+++ EXTRACTED INFORMATION

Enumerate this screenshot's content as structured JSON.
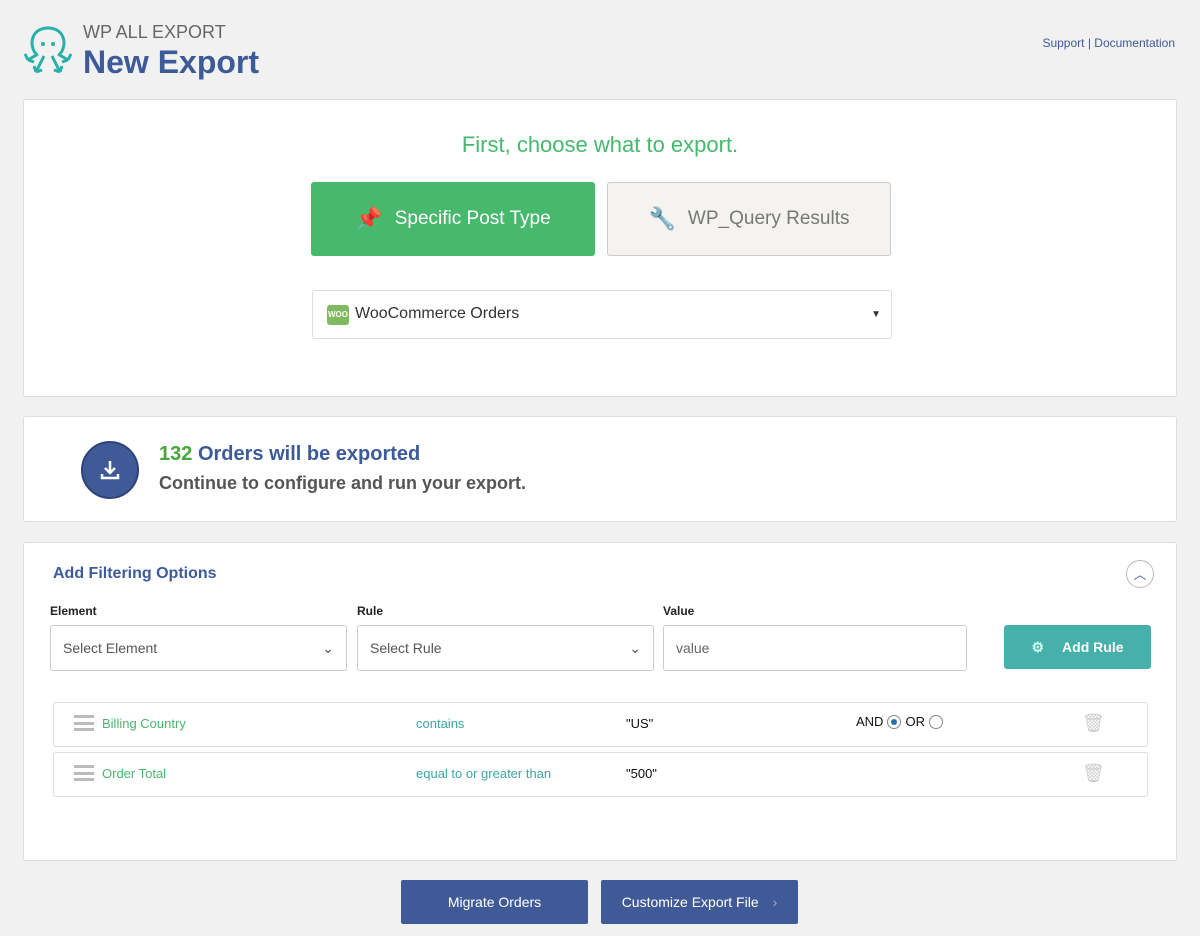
{
  "header": {
    "brand": "WP ALL EXPORT",
    "title": "New Export",
    "support": "Support",
    "separator": "|",
    "documentation": "Documentation"
  },
  "choose": {
    "heading": "First, choose what to export.",
    "specific_label": "Specific Post Type",
    "wpquery_label": "WP_Query Results",
    "post_type": "WooCommerce Orders",
    "woo_badge": "WOO"
  },
  "summary": {
    "count": "132",
    "count_text": "Orders will be exported",
    "subtext": "Continue to configure and run your export."
  },
  "filter": {
    "title": "Add Filtering Options",
    "element_label": "Element",
    "rule_label": "Rule",
    "value_label": "Value",
    "element_value": "Select Element",
    "rule_value": "Select Rule",
    "value_placeholder": "value",
    "add_rule": "Add Rule",
    "rules": [
      {
        "element": "Billing Country",
        "rule": "contains",
        "value": "\"US\"",
        "and": "AND",
        "or": "OR",
        "selected": "AND"
      },
      {
        "element": "Order Total",
        "rule": "equal to or greater than",
        "value": "\"500\""
      }
    ]
  },
  "footer": {
    "migrate": "Migrate Orders",
    "customize": "Customize Export File"
  },
  "colors": {
    "brand": "#3d5a99",
    "green": "#46b96d",
    "teal": "#48b0ab"
  }
}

++++++

• _WRITTEN REQUEST_
Reproduce each line exactly as it appears, omitting the pictures.

• _OUTPUT BELOW_
Enumerate this screenshot's content as structured JSON.
{
  "header": {
    "brand": "WP ALL EXPORT",
    "title": "New Export",
    "support": "Support",
    "separator": "|",
    "documentation": "Documentation"
  },
  "choose": {
    "heading": "First, choose what to export.",
    "specific_label": "Specific Post Type",
    "wpquery_label": "WP_Query Results",
    "post_type": "WooCommerce Orders",
    "woo_badge": "WOO"
  },
  "summary": {
    "count": "132",
    "count_text": "Orders will be exported",
    "subtext": "Continue to configure and run your export."
  },
  "filter": {
    "title": "Add Filtering Options",
    "element_label": "Element",
    "rule_label": "Rule",
    "value_label": "Value",
    "element_value": "Select Element",
    "rule_value": "Select Rule",
    "value_placeholder": "value",
    "add_rule": "Add Rule",
    "rules": [
      {
        "element": "Billing Country",
        "rule": "contains",
        "value": "\"US\"",
        "and": "AND",
        "or": "OR",
        "selected": "AND"
      },
      {
        "element": "Order Total",
        "rule": "equal to or greater than",
        "value": "\"500\""
      }
    ]
  },
  "footer": {
    "migrate": "Migrate Orders",
    "customize": "Customize Export File"
  },
  "colors": {
    "brand": "#3d5a99",
    "green": "#46b96d",
    "teal": "#48b0ab"
  }
}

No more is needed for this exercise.